§ **SET EXERCISE**
Wherever a line below holds the word "Konfirmasi", copy that line.

(Records from a dataset)
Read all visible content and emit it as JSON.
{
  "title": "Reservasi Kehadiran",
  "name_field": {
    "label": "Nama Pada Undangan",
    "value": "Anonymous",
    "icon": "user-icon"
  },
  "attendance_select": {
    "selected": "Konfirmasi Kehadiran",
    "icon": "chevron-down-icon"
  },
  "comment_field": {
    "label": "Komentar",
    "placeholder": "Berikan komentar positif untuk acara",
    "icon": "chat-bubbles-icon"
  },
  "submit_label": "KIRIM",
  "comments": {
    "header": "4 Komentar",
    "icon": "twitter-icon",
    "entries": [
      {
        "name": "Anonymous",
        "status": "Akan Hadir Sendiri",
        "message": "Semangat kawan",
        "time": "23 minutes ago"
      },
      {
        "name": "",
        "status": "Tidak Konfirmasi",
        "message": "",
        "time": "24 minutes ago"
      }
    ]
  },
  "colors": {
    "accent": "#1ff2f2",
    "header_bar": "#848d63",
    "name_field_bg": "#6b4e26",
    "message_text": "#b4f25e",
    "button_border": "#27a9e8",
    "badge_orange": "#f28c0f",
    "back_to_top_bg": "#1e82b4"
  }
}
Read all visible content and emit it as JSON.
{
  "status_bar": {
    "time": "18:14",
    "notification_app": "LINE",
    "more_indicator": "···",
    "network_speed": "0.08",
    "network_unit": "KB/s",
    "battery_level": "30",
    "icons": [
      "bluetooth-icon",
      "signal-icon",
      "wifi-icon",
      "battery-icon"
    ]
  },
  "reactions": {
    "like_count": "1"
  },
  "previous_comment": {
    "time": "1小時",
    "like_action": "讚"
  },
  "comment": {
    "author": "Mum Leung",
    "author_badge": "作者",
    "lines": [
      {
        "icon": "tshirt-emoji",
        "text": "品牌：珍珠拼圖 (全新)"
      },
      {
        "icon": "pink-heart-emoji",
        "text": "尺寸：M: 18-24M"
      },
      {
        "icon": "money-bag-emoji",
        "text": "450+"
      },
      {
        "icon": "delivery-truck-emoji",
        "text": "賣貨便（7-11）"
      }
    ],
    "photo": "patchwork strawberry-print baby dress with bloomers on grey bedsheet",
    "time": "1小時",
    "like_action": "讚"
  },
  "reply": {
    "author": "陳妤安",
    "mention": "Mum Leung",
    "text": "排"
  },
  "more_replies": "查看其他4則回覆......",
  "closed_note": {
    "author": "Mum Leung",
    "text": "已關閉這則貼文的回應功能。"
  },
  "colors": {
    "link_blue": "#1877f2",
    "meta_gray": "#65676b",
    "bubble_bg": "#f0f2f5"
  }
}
--
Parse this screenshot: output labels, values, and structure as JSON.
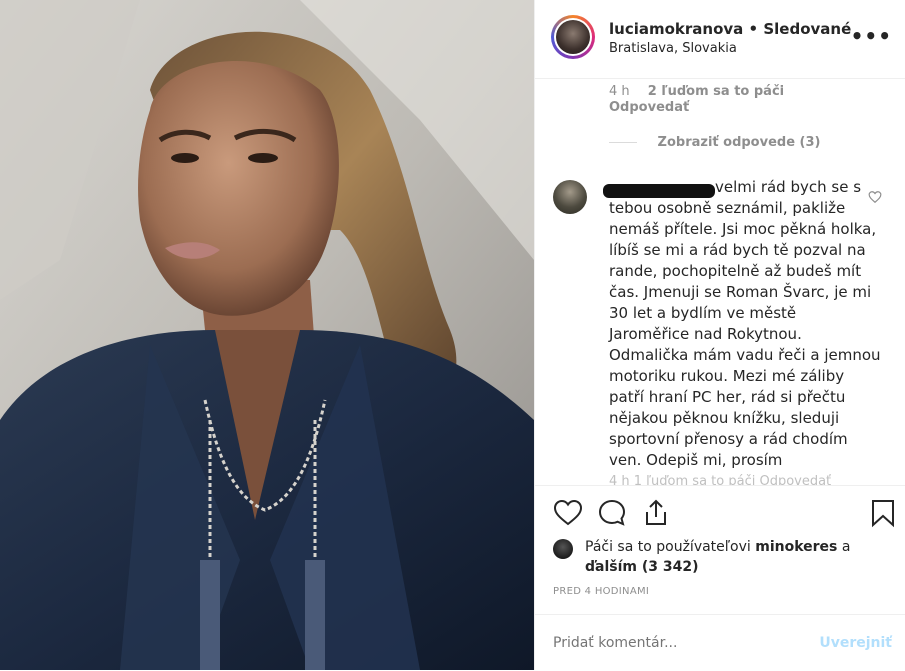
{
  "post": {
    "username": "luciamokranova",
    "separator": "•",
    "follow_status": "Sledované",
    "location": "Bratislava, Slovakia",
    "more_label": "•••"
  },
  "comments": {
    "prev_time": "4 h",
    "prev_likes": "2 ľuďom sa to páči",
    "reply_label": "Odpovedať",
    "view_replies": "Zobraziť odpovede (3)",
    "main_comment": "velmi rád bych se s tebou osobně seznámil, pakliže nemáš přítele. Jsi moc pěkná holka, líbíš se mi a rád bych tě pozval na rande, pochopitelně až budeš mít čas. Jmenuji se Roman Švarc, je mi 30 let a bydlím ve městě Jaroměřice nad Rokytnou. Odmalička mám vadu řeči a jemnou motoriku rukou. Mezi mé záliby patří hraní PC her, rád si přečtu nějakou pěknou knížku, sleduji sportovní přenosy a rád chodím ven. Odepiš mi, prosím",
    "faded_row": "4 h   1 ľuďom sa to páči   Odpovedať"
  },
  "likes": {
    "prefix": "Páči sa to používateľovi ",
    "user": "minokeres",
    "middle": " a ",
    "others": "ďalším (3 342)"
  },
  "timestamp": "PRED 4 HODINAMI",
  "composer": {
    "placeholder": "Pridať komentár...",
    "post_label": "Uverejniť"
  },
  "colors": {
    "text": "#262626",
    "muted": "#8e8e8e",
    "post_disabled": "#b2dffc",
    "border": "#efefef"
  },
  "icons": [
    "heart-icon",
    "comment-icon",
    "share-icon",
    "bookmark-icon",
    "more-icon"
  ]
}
...
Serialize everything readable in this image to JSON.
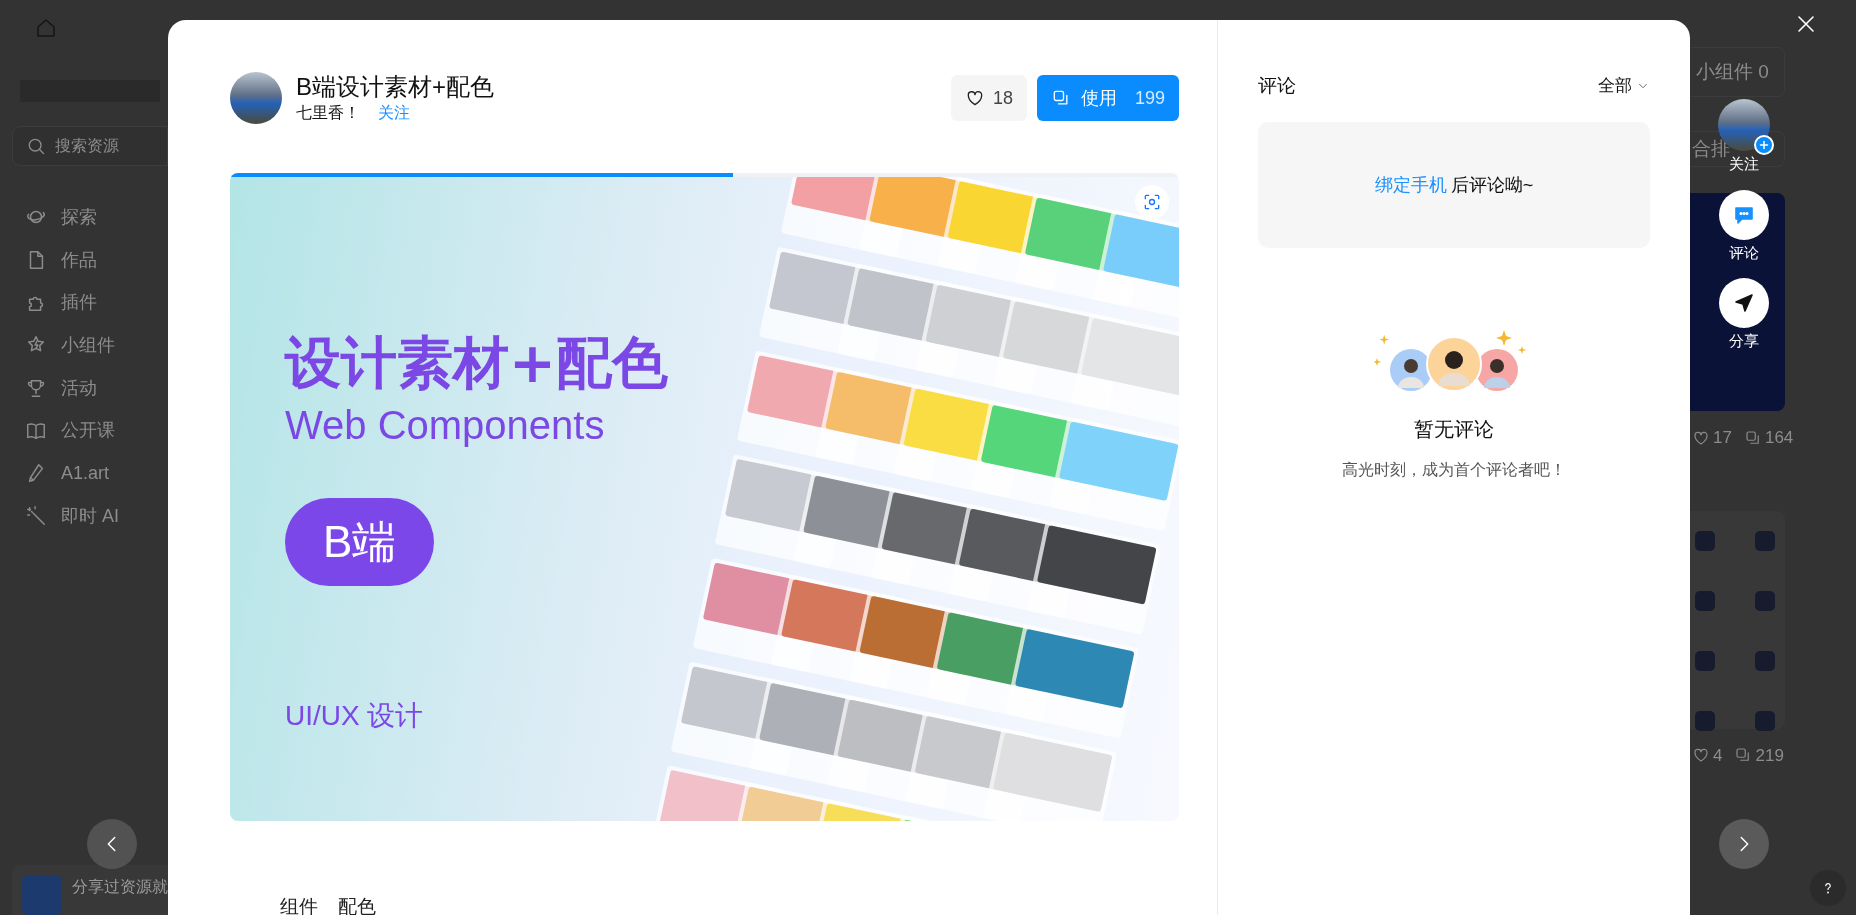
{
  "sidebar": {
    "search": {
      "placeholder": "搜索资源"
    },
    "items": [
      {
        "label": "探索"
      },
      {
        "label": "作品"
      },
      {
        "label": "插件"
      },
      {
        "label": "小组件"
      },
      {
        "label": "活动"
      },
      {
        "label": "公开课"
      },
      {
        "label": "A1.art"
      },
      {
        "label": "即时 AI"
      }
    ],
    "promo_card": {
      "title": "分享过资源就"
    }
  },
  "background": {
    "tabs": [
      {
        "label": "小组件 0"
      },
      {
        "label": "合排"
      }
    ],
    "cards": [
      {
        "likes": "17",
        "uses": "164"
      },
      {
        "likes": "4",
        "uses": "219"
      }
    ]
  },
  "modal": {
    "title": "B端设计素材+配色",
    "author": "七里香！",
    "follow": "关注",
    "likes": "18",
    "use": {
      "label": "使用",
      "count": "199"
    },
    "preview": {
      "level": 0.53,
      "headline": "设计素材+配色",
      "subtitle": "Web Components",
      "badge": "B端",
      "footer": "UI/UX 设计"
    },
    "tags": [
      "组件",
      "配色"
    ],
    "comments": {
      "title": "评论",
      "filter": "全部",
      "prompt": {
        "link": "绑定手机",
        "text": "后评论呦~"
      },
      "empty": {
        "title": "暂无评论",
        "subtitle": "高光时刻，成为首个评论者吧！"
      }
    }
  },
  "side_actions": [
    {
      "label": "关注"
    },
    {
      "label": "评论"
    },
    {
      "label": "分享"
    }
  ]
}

§ **WRITTEN SOLUTION**
    "selected": "Konfirmasi Kehadiran",
        "status": "Tidak Konfirmasi",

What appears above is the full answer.